=== Vorliegender Text ===
########################################

Vor wenigen Wochen erschien mit “BLÜEDEEP“ der zweite Langspieler vom KRÖWNN, auf dem ein weiteres Mal wunderbar kauziger Doom Metal mit einer Prise sphärischen Stoner Rocks präsentiert wurde. Leider ist die Truppe aus Italien hierzulande noch nicht sonderlich bekannt. Daher haben wir Michele, seines Zeichens Sänger und Gitarrist des Quartetts, zu einem Gespräch eingeladen, in dem er uns etwas über den Herkunft des Namens der Band, deren musikalischen Einflüsse und seine Liebe zu Fantasyliteratur erzählt.
I. Vielen Dank, dass Du Dir die Zeit für dieses Interview nimmst! Wie geht es Euch, seid Ihr gut ins neues Jahr gestartet? Habt Ihr gute Vorsätze für 2020? Ich vermute mal, aufhören zu Rauchen und weniger Alkohol trinken?!
Hi, es ist uns ein Vergnügen. Das Jahr begann ziemlich gut, da die neue Platte herauskam und wir eine Menge großartiger Kritiken und Rückmeldungen erhielten, also sind wir motiviert und glücklich. Aber ich bin mir auch absolut sicher, dass wir nicht aufhören werden zu trinken und zu rauchen, da dies unsere Musik sonst negativ beeinflussen würde, haha!
II. Bevor wir uns Eurem neusten Album widmen, erläutere uns doch bitte mal die Herkunft Eures Namens? Welche genaue Bedeutung versteckt sich hinter KRÖWNN?

########################################

=== Einträge ===
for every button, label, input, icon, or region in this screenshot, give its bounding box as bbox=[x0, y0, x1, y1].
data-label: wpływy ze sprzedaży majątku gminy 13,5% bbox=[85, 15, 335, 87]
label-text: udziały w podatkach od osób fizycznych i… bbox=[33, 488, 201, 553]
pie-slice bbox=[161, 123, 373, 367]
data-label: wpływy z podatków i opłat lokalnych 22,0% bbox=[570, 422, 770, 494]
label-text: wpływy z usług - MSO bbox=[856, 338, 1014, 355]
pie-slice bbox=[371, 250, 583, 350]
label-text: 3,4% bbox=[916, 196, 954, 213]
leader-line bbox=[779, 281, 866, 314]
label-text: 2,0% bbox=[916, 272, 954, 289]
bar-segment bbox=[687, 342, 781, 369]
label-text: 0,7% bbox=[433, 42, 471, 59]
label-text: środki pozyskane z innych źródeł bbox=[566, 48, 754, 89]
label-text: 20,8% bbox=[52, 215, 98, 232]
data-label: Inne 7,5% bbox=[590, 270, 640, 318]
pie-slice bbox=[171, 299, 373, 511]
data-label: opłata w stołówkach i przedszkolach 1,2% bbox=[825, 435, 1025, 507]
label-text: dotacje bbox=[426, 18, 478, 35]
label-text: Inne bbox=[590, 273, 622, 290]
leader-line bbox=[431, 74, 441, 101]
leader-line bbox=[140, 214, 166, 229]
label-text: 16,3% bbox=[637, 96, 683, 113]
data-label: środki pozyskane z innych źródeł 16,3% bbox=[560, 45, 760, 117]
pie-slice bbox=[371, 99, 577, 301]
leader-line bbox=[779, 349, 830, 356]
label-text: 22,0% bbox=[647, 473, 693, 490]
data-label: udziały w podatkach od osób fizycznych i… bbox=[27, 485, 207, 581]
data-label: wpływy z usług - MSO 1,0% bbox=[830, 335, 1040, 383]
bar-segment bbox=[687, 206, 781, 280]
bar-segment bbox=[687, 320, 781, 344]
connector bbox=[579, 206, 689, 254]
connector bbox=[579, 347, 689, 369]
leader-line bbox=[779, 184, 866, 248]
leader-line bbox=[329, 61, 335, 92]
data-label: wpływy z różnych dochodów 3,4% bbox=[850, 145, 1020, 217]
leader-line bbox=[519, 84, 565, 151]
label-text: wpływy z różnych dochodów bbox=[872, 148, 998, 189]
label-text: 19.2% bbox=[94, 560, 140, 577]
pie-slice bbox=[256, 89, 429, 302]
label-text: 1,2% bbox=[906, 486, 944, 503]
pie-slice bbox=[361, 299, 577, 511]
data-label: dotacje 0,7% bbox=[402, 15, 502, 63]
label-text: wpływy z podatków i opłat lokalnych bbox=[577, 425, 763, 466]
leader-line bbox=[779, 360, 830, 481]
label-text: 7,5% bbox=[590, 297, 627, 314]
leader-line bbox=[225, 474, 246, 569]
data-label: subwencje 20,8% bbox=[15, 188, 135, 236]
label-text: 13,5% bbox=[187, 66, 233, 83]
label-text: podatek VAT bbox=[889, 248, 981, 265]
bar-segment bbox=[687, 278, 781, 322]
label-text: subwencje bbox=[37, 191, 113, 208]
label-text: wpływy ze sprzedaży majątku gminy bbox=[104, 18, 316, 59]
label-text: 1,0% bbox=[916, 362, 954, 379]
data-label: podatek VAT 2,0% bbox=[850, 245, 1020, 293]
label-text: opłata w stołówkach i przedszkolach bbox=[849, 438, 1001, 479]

########################################

=== Aufgabenstellung ===
1 – Schreib das Interview mit KRÖWNN von „I. Vielen Dank, dass“ bis hinunter zu „sich hinter KRÖWNN?“ noch einmal ab und ersetze dabei „Platte“ durch „Scheibe“.
2 – Führe das Interview mit KRÖWNN im Anschluss an seinen letzten Satz weiter.

=== Lösungen je Aufgabe ===
1 –
I. Vielen Dank, dass Du Dir die Zeit für dieses Interview nimmst! Wie geht es Euch, seid Ihr gut ins neues Jahr gestartet? Habt Ihr gute Vorsätze für 2020? Ich vermute mal, aufhören zu Rauchen und weniger Alkohol trinken?!
Hi, es ist uns ein Vergnügen. Das Jahr begann ziemlich gut, da die neue Scheibe herauskam und wir eine Menge großartiger Kritiken und Rückmeldungen erhielten, also sind wir motiviert und glücklich. Aber ich bin mir auch absolut sicher, dass wir nicht aufhören werden zu trinken und zu rauchen, da dies unsere Musik sonst negativ beeinflussen würde, haha!
II. Bevor wir uns Eurem neusten Album widmen, erläutere uns doch bitte mal die Herkunft Eures Namens? Welche genaue Bedeutung versteckt sich hinter KRÖWNN?

2 –
Damals zu unseren Zeiten als Power-Trio hatten wir viele Gespräche darüber, wie wir uns nennen wollten und eine große Auswahl an möglichen Namen zusammen. Wir suchten etwas ziemlich Kurzes, an das man sich leicht erinnern konnte und versuchten all diese super hippen und an SABBATH erinnernden Wörter zu vermeiden. Da wir Texte über Fantasy und Fiktion schreiben wollten, begannen wir mit dem Wort CROWN, das ziemlich gut zu dieser Stimmung passt und haben die Optik ein wenig verändert. Schade, dass SWORD schon vergeben war, haha!
Hast du jemals von „Corona“ gehört? (Anm. d. Red.: gemeint ist der Siegeskranz der griechichen und römischen Antike)
III. Ihr habt ziemlich offenbar eine Schwäche für Umlaute. Erfüllen diese lediglich einen visuellen Zweck, wie etwa bei MOTÖRHEAD oder steckt mehr dahinter?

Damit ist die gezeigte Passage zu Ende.